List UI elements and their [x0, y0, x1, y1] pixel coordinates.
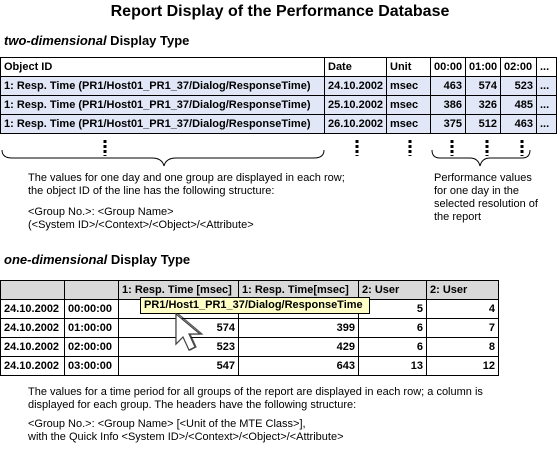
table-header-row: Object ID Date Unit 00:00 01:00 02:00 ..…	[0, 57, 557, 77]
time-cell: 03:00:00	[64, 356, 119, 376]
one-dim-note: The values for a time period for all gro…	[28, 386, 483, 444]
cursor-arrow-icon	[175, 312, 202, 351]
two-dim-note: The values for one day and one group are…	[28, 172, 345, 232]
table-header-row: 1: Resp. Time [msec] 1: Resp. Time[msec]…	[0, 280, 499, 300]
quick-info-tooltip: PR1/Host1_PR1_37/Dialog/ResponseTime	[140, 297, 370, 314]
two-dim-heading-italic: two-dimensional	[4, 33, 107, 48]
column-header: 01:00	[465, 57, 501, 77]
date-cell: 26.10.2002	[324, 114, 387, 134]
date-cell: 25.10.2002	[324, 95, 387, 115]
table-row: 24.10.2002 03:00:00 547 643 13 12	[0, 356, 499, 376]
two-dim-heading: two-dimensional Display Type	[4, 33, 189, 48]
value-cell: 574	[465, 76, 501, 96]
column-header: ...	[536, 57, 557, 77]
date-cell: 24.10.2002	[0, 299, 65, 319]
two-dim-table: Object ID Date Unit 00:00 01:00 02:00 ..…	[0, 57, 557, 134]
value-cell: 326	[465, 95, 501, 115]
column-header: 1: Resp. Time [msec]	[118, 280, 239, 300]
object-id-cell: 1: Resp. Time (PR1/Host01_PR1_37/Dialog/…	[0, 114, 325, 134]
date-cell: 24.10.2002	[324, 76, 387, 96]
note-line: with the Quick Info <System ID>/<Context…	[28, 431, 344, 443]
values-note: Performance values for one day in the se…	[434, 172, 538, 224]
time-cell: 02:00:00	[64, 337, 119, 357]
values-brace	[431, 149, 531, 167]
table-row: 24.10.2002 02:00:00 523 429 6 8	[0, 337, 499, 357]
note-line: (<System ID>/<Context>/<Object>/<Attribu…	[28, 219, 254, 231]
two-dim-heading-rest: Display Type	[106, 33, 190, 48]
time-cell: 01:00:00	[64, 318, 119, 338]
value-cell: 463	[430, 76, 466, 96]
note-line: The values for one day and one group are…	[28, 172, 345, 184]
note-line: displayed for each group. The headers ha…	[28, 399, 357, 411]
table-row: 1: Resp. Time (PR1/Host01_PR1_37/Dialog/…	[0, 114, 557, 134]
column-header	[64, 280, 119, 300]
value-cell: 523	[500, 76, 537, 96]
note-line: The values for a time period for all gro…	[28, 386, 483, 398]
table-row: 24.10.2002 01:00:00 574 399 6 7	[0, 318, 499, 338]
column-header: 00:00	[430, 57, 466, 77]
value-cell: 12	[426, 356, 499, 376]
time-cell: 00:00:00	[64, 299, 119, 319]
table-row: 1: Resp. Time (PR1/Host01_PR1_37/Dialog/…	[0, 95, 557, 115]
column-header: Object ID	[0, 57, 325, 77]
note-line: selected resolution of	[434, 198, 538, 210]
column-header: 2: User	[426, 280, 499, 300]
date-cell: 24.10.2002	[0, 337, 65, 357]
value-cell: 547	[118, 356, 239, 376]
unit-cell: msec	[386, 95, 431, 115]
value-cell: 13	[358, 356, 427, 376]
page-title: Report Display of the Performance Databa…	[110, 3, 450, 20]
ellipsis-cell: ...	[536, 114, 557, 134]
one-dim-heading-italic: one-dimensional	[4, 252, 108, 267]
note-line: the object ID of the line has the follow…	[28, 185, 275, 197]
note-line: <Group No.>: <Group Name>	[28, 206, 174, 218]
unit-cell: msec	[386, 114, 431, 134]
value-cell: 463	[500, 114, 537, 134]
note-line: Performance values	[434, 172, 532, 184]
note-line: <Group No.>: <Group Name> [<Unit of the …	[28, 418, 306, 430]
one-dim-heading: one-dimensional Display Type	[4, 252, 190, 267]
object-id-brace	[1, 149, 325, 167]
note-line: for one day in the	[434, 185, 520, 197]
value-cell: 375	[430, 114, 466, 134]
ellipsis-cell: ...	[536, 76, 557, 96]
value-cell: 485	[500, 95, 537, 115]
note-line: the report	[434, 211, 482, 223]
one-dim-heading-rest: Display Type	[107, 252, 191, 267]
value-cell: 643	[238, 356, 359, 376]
----------------
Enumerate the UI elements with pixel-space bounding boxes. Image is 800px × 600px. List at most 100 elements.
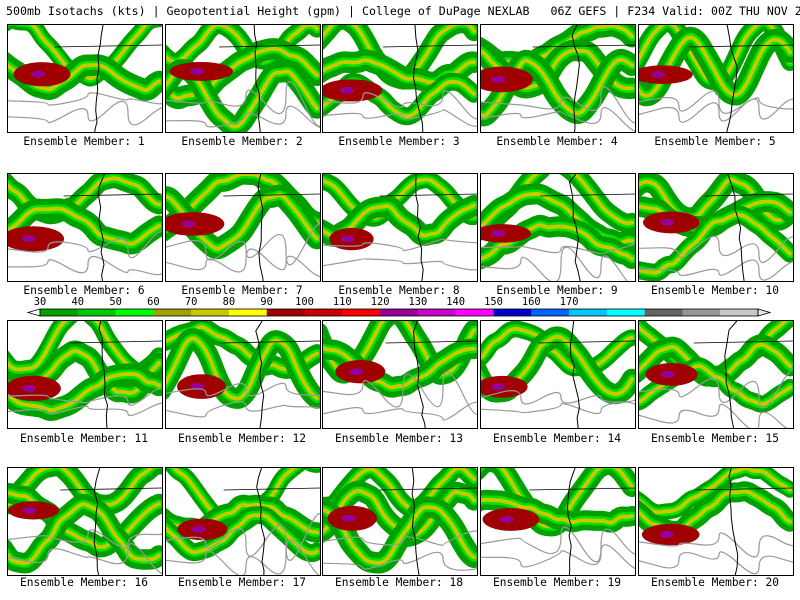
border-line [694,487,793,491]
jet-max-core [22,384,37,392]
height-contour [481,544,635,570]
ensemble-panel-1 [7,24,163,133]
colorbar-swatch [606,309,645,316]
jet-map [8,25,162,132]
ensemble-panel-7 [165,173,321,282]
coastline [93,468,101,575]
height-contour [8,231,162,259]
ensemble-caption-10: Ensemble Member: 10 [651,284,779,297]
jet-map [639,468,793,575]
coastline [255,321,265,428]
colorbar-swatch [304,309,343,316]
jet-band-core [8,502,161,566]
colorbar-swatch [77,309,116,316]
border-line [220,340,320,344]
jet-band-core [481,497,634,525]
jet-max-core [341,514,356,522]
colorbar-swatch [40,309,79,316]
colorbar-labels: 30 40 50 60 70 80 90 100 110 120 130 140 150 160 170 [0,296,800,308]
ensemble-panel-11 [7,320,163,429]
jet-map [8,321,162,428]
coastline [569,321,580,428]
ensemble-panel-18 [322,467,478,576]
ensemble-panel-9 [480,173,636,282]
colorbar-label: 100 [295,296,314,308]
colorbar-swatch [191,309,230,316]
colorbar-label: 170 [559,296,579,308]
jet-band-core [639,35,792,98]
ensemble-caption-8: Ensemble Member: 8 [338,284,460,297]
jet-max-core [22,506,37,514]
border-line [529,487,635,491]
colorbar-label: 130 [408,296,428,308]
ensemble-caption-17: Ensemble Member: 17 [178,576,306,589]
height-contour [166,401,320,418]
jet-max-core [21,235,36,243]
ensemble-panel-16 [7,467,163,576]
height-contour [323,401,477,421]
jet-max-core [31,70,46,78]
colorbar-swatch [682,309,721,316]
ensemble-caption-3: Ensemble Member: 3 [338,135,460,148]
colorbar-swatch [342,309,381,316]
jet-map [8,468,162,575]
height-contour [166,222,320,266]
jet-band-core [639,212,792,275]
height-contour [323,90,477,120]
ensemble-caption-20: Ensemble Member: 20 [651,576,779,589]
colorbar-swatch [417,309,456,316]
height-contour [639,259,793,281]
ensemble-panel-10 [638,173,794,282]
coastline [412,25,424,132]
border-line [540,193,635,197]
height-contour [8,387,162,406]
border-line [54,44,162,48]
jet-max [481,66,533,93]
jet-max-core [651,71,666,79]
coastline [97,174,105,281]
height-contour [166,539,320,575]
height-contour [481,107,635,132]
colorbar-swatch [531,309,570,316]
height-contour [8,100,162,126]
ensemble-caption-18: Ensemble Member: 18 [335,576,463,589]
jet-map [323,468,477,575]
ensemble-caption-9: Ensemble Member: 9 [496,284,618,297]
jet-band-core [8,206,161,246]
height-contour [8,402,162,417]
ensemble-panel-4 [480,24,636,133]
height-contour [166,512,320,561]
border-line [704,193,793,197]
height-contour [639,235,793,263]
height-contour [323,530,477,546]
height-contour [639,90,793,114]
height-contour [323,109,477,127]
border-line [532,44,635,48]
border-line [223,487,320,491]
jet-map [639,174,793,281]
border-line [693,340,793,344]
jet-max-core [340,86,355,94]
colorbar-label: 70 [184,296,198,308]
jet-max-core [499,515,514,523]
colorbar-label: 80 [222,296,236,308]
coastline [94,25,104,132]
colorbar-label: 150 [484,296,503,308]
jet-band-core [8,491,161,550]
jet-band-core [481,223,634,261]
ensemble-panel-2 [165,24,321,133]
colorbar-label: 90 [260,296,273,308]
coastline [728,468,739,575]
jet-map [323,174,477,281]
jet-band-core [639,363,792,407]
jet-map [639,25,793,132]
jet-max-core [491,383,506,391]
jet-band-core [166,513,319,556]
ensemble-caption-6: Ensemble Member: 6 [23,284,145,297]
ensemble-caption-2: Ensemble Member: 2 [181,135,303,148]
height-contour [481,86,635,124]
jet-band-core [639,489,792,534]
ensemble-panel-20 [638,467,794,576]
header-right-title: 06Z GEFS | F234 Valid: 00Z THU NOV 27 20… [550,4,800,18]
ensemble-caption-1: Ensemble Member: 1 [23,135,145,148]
----------------
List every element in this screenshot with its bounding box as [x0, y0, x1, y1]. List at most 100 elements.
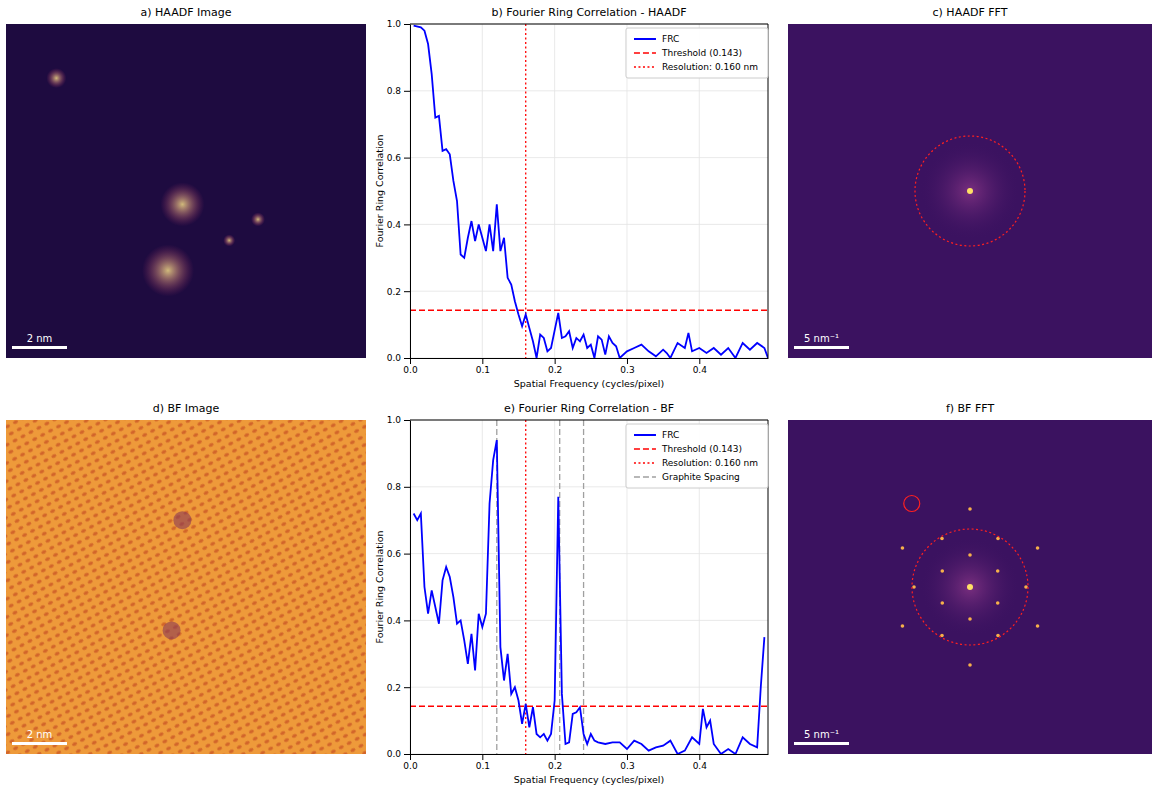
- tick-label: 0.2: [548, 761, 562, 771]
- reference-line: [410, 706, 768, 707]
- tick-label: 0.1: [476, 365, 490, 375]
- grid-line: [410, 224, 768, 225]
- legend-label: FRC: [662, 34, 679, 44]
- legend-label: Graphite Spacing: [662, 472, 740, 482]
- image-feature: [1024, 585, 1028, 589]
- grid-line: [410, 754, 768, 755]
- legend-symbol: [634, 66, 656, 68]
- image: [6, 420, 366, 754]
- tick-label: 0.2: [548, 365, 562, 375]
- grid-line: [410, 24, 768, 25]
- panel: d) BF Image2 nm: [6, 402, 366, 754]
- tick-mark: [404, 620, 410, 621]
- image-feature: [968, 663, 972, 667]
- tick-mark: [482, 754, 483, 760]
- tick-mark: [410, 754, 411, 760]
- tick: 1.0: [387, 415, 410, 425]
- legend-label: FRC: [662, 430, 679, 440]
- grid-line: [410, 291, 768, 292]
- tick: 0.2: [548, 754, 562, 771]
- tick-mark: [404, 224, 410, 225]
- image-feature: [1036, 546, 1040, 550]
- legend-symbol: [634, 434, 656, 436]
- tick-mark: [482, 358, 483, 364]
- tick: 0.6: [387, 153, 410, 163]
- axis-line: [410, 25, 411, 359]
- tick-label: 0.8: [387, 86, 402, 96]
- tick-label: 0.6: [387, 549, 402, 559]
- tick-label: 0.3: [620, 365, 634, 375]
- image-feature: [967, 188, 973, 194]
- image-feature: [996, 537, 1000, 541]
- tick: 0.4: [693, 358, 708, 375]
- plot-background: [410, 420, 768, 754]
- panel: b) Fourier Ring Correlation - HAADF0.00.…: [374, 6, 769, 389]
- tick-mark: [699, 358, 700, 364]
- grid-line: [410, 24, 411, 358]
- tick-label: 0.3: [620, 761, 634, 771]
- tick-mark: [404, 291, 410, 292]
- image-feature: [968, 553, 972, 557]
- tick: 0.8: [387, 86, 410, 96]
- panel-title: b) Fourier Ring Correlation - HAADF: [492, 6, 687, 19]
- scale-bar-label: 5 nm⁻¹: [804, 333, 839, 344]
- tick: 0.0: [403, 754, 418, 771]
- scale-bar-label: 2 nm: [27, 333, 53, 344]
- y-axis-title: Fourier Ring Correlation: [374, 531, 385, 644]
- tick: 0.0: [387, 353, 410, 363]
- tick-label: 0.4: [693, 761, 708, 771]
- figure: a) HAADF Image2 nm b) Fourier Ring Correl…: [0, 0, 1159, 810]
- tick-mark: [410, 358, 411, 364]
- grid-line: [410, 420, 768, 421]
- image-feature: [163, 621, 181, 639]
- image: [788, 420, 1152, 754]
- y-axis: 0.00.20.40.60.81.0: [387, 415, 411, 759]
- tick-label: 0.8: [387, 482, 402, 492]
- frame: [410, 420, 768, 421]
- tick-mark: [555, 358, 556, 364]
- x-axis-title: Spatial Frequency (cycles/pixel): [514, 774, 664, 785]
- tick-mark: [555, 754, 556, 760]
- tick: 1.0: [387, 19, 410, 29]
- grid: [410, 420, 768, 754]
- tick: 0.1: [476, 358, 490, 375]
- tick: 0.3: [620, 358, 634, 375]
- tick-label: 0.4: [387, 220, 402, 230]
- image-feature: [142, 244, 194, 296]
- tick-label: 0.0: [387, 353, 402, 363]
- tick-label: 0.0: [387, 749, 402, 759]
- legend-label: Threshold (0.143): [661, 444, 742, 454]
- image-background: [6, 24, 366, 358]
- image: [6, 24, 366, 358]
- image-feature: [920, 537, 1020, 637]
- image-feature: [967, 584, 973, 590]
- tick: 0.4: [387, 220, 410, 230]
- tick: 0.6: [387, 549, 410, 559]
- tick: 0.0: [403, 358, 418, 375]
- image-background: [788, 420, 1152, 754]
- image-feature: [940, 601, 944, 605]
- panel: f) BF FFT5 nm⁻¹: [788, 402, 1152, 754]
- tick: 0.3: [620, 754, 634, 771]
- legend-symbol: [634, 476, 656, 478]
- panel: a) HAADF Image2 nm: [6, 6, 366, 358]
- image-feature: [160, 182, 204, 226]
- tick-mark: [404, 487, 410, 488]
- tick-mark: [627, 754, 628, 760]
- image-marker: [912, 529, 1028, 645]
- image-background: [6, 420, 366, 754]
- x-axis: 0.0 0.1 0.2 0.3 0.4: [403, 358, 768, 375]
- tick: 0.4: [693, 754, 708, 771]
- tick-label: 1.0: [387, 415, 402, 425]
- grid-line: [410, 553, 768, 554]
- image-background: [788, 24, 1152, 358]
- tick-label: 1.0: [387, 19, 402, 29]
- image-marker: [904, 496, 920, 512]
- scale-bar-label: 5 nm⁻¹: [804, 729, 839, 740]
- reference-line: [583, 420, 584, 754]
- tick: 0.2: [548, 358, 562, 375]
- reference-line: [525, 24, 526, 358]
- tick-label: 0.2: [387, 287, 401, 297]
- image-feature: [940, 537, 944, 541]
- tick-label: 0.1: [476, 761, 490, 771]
----------------
STATED TASK - Please copy the lines of the records that start with the line containing "table-header-row: Object ID" and finish with the line containing "33, 107, 48]", both included, with nothing changed.

WRITTEN REPLY -
table-header-row: Object ID Date Unit 00:00 01:00 02:00 ..…	[0, 57, 557, 77]
time-cell: 03:00:00	[64, 356, 119, 376]
one-dim-note: The values for a time period for all gro…	[28, 386, 483, 444]
cursor-arrow-icon	[175, 312, 202, 351]
two-dim-note: The values for one day and one group are…	[28, 172, 345, 232]
table-header-row: 1: Resp. Time [msec] 1: Resp. Time[msec]…	[0, 280, 499, 300]
quick-info-tooltip: PR1/Host1_PR1_37/Dialog/ResponseTime	[140, 297, 370, 314]
two-dim-heading-italic: two-dimensional	[4, 33, 107, 48]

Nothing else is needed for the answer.